Material shown
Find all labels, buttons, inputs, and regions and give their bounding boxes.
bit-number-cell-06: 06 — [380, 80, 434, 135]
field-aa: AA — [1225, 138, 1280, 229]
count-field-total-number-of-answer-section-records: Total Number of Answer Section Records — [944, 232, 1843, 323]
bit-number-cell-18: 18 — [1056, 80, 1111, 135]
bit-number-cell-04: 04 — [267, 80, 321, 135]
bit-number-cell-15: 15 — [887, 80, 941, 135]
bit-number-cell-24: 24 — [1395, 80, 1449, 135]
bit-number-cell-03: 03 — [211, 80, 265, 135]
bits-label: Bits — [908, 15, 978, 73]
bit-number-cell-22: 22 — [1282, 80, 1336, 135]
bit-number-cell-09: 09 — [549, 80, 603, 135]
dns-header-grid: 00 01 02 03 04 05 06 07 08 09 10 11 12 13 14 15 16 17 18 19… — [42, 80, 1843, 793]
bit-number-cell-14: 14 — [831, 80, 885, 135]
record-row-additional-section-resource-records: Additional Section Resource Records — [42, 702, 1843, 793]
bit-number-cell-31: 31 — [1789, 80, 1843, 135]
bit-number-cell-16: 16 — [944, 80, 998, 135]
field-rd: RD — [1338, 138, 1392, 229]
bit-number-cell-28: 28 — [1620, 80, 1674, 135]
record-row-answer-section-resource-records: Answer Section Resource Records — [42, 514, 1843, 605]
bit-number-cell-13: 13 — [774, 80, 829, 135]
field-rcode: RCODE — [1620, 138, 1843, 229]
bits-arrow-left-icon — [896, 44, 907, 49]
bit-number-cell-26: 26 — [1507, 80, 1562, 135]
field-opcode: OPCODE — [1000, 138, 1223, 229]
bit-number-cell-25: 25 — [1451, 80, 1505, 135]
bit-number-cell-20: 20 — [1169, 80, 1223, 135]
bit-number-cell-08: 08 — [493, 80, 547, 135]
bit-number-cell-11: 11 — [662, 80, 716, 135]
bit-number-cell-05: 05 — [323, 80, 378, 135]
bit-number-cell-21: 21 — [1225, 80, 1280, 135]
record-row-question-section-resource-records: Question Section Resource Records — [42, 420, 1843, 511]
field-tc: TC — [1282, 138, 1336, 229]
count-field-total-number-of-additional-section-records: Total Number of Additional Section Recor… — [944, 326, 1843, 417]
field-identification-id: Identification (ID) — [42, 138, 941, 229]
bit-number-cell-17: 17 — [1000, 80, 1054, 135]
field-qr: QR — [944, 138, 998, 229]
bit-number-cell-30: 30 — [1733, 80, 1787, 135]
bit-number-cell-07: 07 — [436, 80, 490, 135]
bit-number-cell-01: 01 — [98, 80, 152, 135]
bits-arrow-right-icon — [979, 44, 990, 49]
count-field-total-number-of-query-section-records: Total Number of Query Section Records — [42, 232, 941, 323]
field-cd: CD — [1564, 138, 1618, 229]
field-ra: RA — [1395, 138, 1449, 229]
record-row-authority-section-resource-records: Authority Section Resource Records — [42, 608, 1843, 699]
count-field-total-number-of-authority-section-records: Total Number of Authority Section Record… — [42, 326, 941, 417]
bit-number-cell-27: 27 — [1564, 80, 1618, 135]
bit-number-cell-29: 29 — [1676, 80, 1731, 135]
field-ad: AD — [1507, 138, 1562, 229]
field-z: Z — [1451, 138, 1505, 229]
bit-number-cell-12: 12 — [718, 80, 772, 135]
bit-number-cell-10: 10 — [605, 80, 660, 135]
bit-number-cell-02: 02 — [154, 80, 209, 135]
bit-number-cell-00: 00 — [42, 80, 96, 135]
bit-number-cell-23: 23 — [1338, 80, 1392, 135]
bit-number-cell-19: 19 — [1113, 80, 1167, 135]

Aim
Reproduce the listing above, switching every "bit-number-cell" to "bit-index-cell" and leaving all else unchanged.

Reply
Find all labels, buttons, inputs, and regions and give their bounding boxes.
bit-index-cell-06: 06 — [380, 80, 434, 135]
field-aa: AA — [1225, 138, 1280, 229]
count-field-total-number-of-answer-section-records: Total Number of Answer Section Records — [944, 232, 1843, 323]
bit-index-cell-18: 18 — [1056, 80, 1111, 135]
bit-index-cell-04: 04 — [267, 80, 321, 135]
bit-index-cell-15: 15 — [887, 80, 941, 135]
bit-index-cell-24: 24 — [1395, 80, 1449, 135]
bit-index-cell-03: 03 — [211, 80, 265, 135]
bits-label: Bits — [908, 15, 978, 73]
bit-index-cell-22: 22 — [1282, 80, 1336, 135]
bit-index-cell-09: 09 — [549, 80, 603, 135]
dns-header-grid: 00 01 02 03 04 05 06 07 08 09 10 11 12 13 14 15 16 17 18 19… — [42, 80, 1843, 793]
bit-index-cell-14: 14 — [831, 80, 885, 135]
record-row-additional-section-resource-records: Additional Section Resource Records — [42, 702, 1843, 793]
bit-index-cell-31: 31 — [1789, 80, 1843, 135]
bit-index-cell-16: 16 — [944, 80, 998, 135]
field-rd: RD — [1338, 138, 1392, 229]
bit-index-cell-28: 28 — [1620, 80, 1674, 135]
record-row-answer-section-resource-records: Answer Section Resource Records — [42, 514, 1843, 605]
bit-index-cell-13: 13 — [774, 80, 829, 135]
field-rcode: RCODE — [1620, 138, 1843, 229]
bits-arrow-left-icon — [896, 44, 907, 49]
bit-index-cell-26: 26 — [1507, 80, 1562, 135]
field-opcode: OPCODE — [1000, 138, 1223, 229]
bit-index-cell-25: 25 — [1451, 80, 1505, 135]
bit-index-cell-20: 20 — [1169, 80, 1223, 135]
bit-index-cell-08: 08 — [493, 80, 547, 135]
bit-index-cell-11: 11 — [662, 80, 716, 135]
bit-index-cell-05: 05 — [323, 80, 378, 135]
bit-index-cell-21: 21 — [1225, 80, 1280, 135]
record-row-question-section-resource-records: Question Section Resource Records — [42, 420, 1843, 511]
field-tc: TC — [1282, 138, 1336, 229]
count-field-total-number-of-additional-section-records: Total Number of Additional Section Recor… — [944, 326, 1843, 417]
field-identification-id: Identification (ID) — [42, 138, 941, 229]
bit-index-cell-17: 17 — [1000, 80, 1054, 135]
field-qr: QR — [944, 138, 998, 229]
bit-index-cell-30: 30 — [1733, 80, 1787, 135]
bit-index-cell-07: 07 — [436, 80, 490, 135]
bit-index-cell-01: 01 — [98, 80, 152, 135]
bits-arrow-right-icon — [979, 44, 990, 49]
count-field-total-number-of-query-section-records: Total Number of Query Section Records — [42, 232, 941, 323]
field-cd: CD — [1564, 138, 1618, 229]
field-ra: RA — [1395, 138, 1449, 229]
record-row-authority-section-resource-records: Authority Section Resource Records — [42, 608, 1843, 699]
count-field-total-number-of-authority-section-records: Total Number of Authority Section Record… — [42, 326, 941, 417]
bit-index-cell-27: 27 — [1564, 80, 1618, 135]
bit-index-cell-29: 29 — [1676, 80, 1731, 135]
field-ad: AD — [1507, 138, 1562, 229]
field-z: Z — [1451, 138, 1505, 229]
bit-index-cell-12: 12 — [718, 80, 772, 135]
bit-index-cell-10: 10 — [605, 80, 660, 135]
bit-index-cell-02: 02 — [154, 80, 209, 135]
bit-index-cell-00: 00 — [42, 80, 96, 135]
bit-index-cell-23: 23 — [1338, 80, 1392, 135]
bit-index-cell-19: 19 — [1113, 80, 1167, 135]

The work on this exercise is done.